• **Task**:
What follows is a block of records; restate each one word for word.

• **Extracts from a graphics dataset**:
══════════

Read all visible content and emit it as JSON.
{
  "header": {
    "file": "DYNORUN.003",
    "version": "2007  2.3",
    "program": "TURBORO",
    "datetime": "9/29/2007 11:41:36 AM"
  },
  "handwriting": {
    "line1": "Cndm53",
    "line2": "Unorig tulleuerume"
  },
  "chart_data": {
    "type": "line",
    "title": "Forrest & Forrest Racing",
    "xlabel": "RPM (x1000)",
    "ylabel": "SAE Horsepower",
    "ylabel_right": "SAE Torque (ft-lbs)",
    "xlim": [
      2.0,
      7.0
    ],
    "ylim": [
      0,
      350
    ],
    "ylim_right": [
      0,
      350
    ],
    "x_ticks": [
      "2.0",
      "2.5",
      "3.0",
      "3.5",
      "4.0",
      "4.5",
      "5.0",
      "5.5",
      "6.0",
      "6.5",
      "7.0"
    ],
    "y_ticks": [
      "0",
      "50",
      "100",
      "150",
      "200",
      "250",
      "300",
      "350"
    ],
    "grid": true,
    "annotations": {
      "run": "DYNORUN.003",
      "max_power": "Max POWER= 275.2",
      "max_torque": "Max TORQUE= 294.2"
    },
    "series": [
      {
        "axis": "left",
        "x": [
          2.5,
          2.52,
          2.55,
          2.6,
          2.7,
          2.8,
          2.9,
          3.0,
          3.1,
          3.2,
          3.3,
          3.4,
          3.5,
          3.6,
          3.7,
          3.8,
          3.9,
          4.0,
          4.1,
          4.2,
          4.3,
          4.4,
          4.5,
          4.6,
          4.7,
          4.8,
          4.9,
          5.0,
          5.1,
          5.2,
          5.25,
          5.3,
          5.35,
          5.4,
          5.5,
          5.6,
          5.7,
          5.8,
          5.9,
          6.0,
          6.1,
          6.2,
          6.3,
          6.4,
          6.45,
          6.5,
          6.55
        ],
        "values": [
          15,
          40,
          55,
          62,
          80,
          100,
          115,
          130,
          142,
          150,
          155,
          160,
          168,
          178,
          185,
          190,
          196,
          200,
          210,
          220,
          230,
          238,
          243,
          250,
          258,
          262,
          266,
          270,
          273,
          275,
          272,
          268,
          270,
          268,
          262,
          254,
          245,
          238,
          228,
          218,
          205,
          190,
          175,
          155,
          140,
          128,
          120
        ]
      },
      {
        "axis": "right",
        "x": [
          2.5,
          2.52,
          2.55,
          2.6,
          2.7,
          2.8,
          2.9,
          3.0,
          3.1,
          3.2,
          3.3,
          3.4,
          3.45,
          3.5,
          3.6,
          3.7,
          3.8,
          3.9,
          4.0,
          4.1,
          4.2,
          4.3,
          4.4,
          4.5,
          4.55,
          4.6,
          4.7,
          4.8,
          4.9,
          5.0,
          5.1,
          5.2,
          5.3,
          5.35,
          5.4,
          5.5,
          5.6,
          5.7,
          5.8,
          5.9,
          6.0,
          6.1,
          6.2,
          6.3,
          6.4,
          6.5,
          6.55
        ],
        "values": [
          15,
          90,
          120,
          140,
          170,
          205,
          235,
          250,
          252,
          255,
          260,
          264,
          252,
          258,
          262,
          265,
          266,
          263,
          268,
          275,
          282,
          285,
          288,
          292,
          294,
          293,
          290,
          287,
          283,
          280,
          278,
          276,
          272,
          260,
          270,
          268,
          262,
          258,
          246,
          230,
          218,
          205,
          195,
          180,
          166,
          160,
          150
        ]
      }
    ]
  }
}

══════════

• **Reply**:
Read all visible content and emit it as JSON.
{
  "header": {
    "file": "DYNORUN.003",
    "version": "2007  2.3",
    "program": "TURBORO",
    "datetime": "9/29/2007 11:41:36 AM"
  },
  "handwriting": {
    "line1": "Cndm53",
    "line2": "Unorig tulleuerume"
  },
  "chart_data": {
    "type": "line",
    "title": "Forrest & Forrest Racing",
    "xlabel": "RPM (x1000)",
    "ylabel": "SAE Horsepower",
    "ylabel_right": "SAE Torque (ft-lbs)",
    "xlim": [
      2.0,
      7.0
    ],
    "ylim": [
      0,
      350
    ],
    "ylim_right": [
      0,
      350
    ],
    "x_ticks": [
      "2.0",
      "2.5",
      "3.0",
      "3.5",
      "4.0",
      "4.5",
      "5.0",
      "5.5",
      "6.0",
      "6.5",
      "7.0"
    ],
    "y_ticks": [
      "0",
      "50",
      "100",
      "150",
      "200",
      "250",
      "300",
      "350"
    ],
    "grid": true,
    "annotations": {
      "run": "DYNORUN.003",
      "max_power": "Max POWER= 275.2",
      "max_torque": "Max TORQUE= 294.2"
    },
    "series": [
      {
        "axis": "left",
        "x": [
          2.5,
          2.52,
          2.55,
          2.6,
          2.7,
          2.8,
          2.9,
          3.0,
          3.1,
          3.2,
          3.3,
          3.4,
          3.5,
          3.6,
          3.7,
          3.8,
          3.9,
          4.0,
          4.1,
          4.2,
          4.3,
          4.4,
          4.5,
          4.6,
          4.7,
          4.8,
          4.9,
          5.0,
          5.1,
          5.2,
          5.25,
          5.3,
          5.35,
          5.4,
          5.5,
          5.6,
          5.7,
          5.8,
          5.9,
          6.0,
          6.1,
          6.2,
          6.3,
          6.4,
          6.45,
          6.5,
          6.55
        ],
        "values": [
          15,
          40,
          55,
          62,
          80,
          100,
          115,
          130,
          142,
          150,
          155,
          160,
          168,
          178,
          185,
          190,
          196,
          200,
          210,
          220,
          230,
          238,
          243,
          250,
          258,
          262,
          266,
          270,
          273,
          275,
          272,
          268,
          270,
          268,
          262,
          254,
          245,
          238,
          228,
          218,
          205,
          190,
          175,
          155,
          140,
          128,
          120
        ]
      },
      {
        "axis": "right",
        "x": [
          2.5,
          2.52,
          2.55,
          2.6,
          2.7,
          2.8,
          2.9,
          3.0,
          3.1,
          3.2,
          3.3,
          3.4,
          3.45,
          3.5,
          3.6,
          3.7,
          3.8,
          3.9,
          4.0,
          4.1,
          4.2,
          4.3,
          4.4,
          4.5,
          4.55,
          4.6,
          4.7,
          4.8,
          4.9,
          5.0,
          5.1,
          5.2,
          5.3,
          5.35,
          5.4,
          5.5,
          5.6,
          5.7,
          5.8,
          5.9,
          6.0,
          6.1,
          6.2,
          6.3,
          6.4,
          6.5,
          6.55
        ],
        "values": [
          15,
          90,
          120,
          140,
          170,
          205,
          235,
          250,
          252,
          255,
          260,
          264,
          252,
          258,
          262,
          265,
          266,
          263,
          268,
          275,
          282,
          285,
          288,
          292,
          294,
          293,
          290,
          287,
          283,
          280,
          278,
          276,
          272,
          260,
          270,
          268,
          262,
          258,
          246,
          230,
          218,
          205,
          195,
          180,
          166,
          160,
          150
        ]
      }
    ]
  }
}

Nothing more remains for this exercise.